**GIVEN INSTRUCTION**
Each record below is to be reproduced without any change.

**DATA EXTRACT**

=-=-=

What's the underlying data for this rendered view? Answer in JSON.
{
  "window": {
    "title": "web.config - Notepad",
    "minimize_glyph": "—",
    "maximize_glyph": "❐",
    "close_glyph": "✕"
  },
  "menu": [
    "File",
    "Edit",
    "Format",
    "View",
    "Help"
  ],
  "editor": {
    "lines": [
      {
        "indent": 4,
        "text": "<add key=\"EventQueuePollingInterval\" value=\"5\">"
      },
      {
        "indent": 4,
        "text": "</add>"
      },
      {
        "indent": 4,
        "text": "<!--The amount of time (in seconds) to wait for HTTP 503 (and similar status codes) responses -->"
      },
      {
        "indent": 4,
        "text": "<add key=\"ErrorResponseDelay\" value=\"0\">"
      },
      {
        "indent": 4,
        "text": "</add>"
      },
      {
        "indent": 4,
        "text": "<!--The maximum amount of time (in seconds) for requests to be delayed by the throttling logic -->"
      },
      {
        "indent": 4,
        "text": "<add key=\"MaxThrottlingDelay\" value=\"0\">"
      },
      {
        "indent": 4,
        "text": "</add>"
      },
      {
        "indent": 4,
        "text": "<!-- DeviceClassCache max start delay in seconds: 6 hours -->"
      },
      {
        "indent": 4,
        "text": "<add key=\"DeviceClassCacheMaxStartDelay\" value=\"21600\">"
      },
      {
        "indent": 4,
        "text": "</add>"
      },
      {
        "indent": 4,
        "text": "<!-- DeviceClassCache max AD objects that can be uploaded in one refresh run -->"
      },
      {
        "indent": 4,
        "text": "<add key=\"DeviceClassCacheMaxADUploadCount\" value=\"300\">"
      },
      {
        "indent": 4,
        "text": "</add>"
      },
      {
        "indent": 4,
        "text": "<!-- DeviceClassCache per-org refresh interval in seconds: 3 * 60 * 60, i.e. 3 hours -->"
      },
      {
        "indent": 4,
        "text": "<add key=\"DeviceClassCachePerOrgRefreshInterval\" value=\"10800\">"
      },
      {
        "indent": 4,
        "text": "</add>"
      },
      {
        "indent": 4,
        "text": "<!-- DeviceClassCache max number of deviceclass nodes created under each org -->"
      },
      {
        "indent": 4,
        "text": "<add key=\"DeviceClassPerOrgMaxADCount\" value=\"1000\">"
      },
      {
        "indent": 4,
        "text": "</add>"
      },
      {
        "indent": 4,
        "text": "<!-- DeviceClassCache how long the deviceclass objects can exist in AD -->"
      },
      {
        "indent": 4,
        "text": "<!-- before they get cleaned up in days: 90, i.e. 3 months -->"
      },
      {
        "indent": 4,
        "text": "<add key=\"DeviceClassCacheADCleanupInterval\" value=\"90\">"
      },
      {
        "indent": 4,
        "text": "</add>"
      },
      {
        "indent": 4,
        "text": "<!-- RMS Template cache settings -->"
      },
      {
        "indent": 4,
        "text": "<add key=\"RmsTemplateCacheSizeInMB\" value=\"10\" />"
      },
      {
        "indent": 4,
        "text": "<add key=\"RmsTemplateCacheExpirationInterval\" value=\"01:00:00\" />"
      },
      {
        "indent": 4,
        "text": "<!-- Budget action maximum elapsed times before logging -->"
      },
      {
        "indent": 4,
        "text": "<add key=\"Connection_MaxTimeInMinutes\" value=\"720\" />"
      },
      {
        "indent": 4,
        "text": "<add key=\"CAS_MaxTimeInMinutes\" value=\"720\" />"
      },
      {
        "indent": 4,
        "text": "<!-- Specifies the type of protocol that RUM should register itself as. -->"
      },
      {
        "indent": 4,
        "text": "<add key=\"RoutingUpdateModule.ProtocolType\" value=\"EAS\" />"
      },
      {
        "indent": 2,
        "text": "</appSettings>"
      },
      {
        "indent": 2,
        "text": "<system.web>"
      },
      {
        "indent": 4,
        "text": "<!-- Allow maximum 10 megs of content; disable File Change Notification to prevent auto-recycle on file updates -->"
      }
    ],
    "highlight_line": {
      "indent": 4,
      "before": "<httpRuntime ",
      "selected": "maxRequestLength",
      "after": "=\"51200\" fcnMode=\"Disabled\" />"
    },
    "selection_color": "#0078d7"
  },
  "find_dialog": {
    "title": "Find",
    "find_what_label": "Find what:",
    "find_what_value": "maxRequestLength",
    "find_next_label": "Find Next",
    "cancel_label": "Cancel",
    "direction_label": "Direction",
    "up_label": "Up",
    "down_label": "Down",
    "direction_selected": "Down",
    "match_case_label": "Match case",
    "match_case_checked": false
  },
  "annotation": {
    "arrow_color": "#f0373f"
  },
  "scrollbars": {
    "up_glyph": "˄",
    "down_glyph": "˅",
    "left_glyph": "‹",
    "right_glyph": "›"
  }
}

=-=-=

**FULL ANSWER**
What's the underlying data for this rendered view? Answer in JSON.
{
  "window": {
    "title": "web.config - Notepad",
    "minimize_glyph": "—",
    "maximize_glyph": "❐",
    "close_glyph": "✕"
  },
  "menu": [
    "File",
    "Edit",
    "Format",
    "View",
    "Help"
  ],
  "editor": {
    "lines": [
      {
        "indent": 4,
        "text": "<add key=\"EventQueuePollingInterval\" value=\"5\">"
      },
      {
        "indent": 4,
        "text": "</add>"
      },
      {
        "indent": 4,
        "text": "<!--The amount of time (in seconds) to wait for HTTP 503 (and similar status codes) responses -->"
      },
      {
        "indent": 4,
        "text": "<add key=\"ErrorResponseDelay\" value=\"0\">"
      },
      {
        "indent": 4,
        "text": "</add>"
      },
      {
        "indent": 4,
        "text": "<!--The maximum amount of time (in seconds) for requests to be delayed by the throttling logic -->"
      },
      {
        "indent": 4,
        "text": "<add key=\"MaxThrottlingDelay\" value=\"0\">"
      },
      {
        "indent": 4,
        "text": "</add>"
      },
      {
        "indent": 4,
        "text": "<!-- DeviceClassCache max start delay in seconds: 6 hours -->"
      },
      {
        "indent": 4,
        "text": "<add key=\"DeviceClassCacheMaxStartDelay\" value=\"21600\">"
      },
      {
        "indent": 4,
        "text": "</add>"
      },
      {
        "indent": 4,
        "text": "<!-- DeviceClassCache max AD objects that can be uploaded in one refresh run -->"
      },
      {
        "indent": 4,
        "text": "<add key=\"DeviceClassCacheMaxADUploadCount\" value=\"300\">"
      },
      {
        "indent": 4,
        "text": "</add>"
      },
      {
        "indent": 4,
        "text": "<!-- DeviceClassCache per-org refresh interval in seconds: 3 * 60 * 60, i.e. 3 hours -->"
      },
      {
        "indent": 4,
        "text": "<add key=\"DeviceClassCachePerOrgRefreshInterval\" value=\"10800\">"
      },
      {
        "indent": 4,
        "text": "</add>"
      },
      {
        "indent": 4,
        "text": "<!-- DeviceClassCache max number of deviceclass nodes created under each org -->"
      },
      {
        "indent": 4,
        "text": "<add key=\"DeviceClassPerOrgMaxADCount\" value=\"1000\">"
      },
      {
        "indent": 4,
        "text": "</add>"
      },
      {
        "indent": 4,
        "text": "<!-- DeviceClassCache how long the deviceclass objects can exist in AD -->"
      },
      {
        "indent": 4,
        "text": "<!-- before they get cleaned up in days: 90, i.e. 3 months -->"
      },
      {
        "indent": 4,
        "text": "<add key=\"DeviceClassCacheADCleanupInterval\" value=\"90\">"
      },
      {
        "indent": 4,
        "text": "</add>"
      },
      {
        "indent": 4,
        "text": "<!-- RMS Template cache settings -->"
      },
      {
        "indent": 4,
        "text": "<add key=\"RmsTemplateCacheSizeInMB\" value=\"10\" />"
      },
      {
        "indent": 4,
        "text": "<add key=\"RmsTemplateCacheExpirationInterval\" value=\"01:00:00\" />"
      },
      {
        "indent": 4,
        "text": "<!-- Budget action maximum elapsed times before logging -->"
      },
      {
        "indent": 4,
        "text": "<add key=\"Connection_MaxTimeInMinutes\" value=\"720\" />"
      },
      {
        "indent": 4,
        "text": "<add key=\"CAS_MaxTimeInMinutes\" value=\"720\" />"
      },
      {
        "indent": 4,
        "text": "<!-- Specifies the type of protocol that RUM should register itself as. -->"
      },
      {
        "indent": 4,
        "text": "<add key=\"RoutingUpdateModule.ProtocolType\" value=\"EAS\" />"
      },
      {
        "indent": 2,
        "text": "</appSettings>"
      },
      {
        "indent": 2,
        "text": "<system.web>"
      },
      {
        "indent": 4,
        "text": "<!-- Allow maximum 10 megs of content; disable File Change Notification to prevent auto-recycle on file updates -->"
      }
    ],
    "highlight_line": {
      "indent": 4,
      "before": "<httpRuntime ",
      "selected": "maxRequestLength",
      "after": "=\"51200\" fcnMode=\"Disabled\" />"
    },
    "selection_color": "#0078d7"
  },
  "find_dialog": {
    "title": "Find",
    "find_what_label": "Find what:",
    "find_what_value": "maxRequestLength",
    "find_next_label": "Find Next",
    "cancel_label": "Cancel",
    "direction_label": "Direction",
    "up_label": "Up",
    "down_label": "Down",
    "direction_selected": "Down",
    "match_case_label": "Match case",
    "match_case_checked": false
  },
  "annotation": {
    "arrow_color": "#f0373f"
  },
  "scrollbars": {
    "up_glyph": "˄",
    "down_glyph": "˅",
    "left_glyph": "‹",
    "right_glyph": "›"
  }
}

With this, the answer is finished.